■ Extracted material
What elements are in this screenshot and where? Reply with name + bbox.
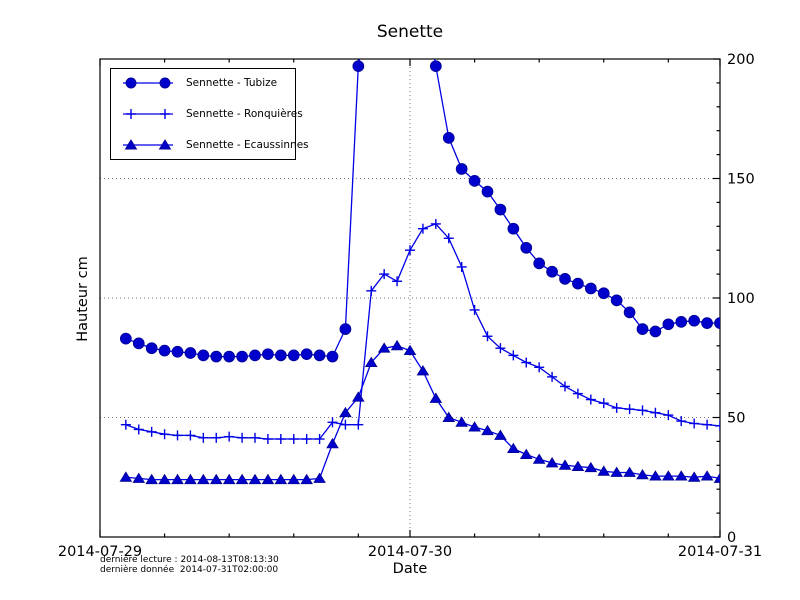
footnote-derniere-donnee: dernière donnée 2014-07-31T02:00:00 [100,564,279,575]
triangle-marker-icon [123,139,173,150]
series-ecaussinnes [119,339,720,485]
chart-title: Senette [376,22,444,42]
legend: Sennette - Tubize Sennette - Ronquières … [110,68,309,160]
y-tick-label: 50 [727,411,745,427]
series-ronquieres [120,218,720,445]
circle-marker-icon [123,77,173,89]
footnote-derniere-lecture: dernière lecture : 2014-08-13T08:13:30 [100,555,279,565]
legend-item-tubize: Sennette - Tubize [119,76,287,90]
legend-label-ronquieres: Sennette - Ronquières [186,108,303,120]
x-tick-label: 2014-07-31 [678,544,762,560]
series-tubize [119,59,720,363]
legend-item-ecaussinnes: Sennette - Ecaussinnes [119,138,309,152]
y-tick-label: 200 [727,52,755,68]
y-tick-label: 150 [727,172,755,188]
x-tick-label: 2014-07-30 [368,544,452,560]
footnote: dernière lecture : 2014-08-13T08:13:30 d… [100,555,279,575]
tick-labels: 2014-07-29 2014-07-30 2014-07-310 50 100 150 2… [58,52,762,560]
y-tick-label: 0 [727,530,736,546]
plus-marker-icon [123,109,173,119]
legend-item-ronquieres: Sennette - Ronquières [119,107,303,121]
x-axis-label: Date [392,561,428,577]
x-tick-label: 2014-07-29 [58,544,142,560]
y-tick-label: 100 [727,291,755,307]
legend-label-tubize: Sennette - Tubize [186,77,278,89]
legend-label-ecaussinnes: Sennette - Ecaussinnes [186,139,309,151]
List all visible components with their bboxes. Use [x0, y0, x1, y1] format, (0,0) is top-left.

---

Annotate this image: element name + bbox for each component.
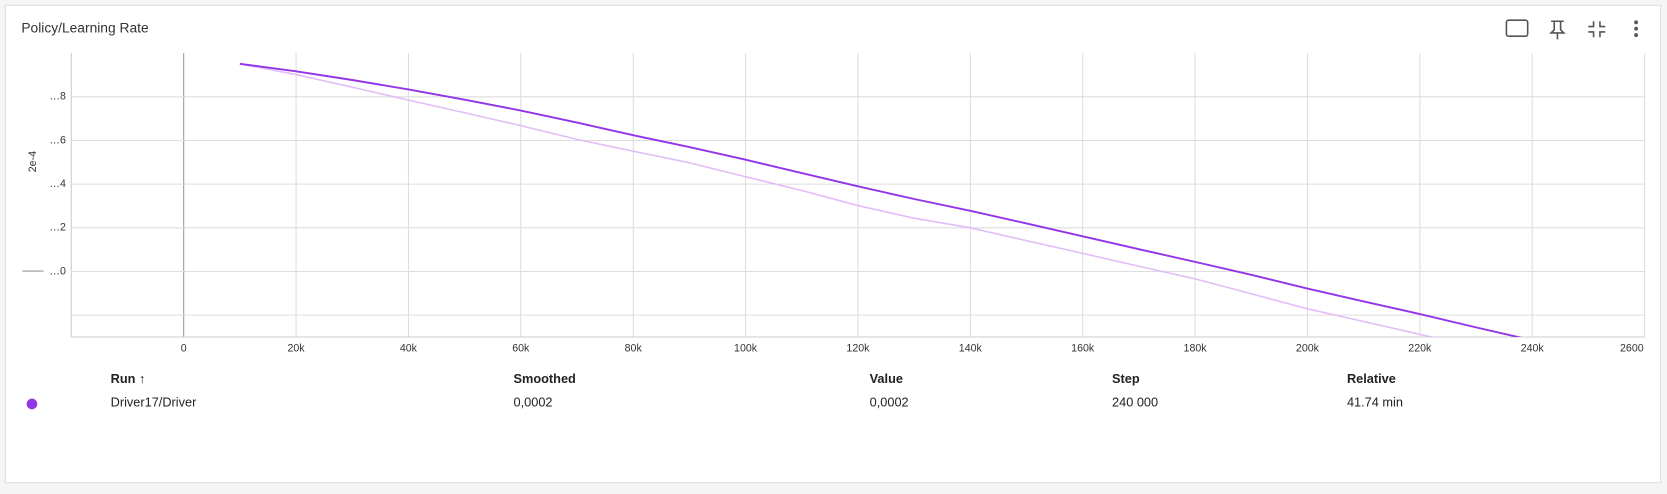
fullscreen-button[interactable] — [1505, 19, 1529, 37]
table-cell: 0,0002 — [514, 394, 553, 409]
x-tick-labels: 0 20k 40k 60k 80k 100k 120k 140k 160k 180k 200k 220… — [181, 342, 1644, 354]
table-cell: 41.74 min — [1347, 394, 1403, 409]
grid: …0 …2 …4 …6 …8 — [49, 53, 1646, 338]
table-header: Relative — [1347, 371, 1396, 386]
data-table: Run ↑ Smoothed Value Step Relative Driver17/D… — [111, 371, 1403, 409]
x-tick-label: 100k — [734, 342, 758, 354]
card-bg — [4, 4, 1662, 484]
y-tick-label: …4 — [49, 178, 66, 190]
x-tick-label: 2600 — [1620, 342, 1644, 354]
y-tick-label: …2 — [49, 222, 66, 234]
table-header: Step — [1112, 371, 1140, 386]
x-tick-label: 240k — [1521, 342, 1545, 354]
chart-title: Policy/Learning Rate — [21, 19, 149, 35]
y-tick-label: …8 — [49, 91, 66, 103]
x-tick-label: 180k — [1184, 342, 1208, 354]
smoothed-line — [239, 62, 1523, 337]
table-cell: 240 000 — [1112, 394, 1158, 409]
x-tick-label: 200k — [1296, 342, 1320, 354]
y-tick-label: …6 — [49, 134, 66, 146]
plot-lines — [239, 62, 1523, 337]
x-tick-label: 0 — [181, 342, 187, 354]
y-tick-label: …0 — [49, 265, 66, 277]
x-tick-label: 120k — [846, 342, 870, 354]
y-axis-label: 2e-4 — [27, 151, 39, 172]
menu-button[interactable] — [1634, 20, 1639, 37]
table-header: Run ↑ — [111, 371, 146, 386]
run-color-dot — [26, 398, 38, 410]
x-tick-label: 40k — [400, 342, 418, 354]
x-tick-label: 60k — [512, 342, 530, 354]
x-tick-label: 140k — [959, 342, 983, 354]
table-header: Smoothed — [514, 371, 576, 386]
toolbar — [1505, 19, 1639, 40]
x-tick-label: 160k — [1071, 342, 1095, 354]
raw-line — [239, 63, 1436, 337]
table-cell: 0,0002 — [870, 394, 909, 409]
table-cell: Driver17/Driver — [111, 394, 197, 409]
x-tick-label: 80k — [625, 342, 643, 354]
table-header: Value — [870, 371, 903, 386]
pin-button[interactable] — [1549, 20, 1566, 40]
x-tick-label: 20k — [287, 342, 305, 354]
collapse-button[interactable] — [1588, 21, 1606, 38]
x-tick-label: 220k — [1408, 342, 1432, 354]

■ Work to complete
Swap "chart-title" for "plot-title" in the data, starting at the line that contains "footnote-derniere-donnee: dernière donnée" and ending at the line that contains "circle-marker-icon [123,77,173,89]". Give back only those lines, with nothing else changed.

■ Correct response
footnote-derniere-donnee: dernière donnée 2014-07-31T02:00:00 [100,564,279,575]
triangle-marker-icon [123,139,173,150]
series-ecaussinnes [119,339,720,485]
plot-title: Senette [376,22,444,42]
legend: Sennette - Tubize Sennette - Ronquières … [110,68,309,160]
y-tick-label: 50 [727,411,745,427]
series-ronquieres [120,218,720,445]
circle-marker-icon [123,77,173,89]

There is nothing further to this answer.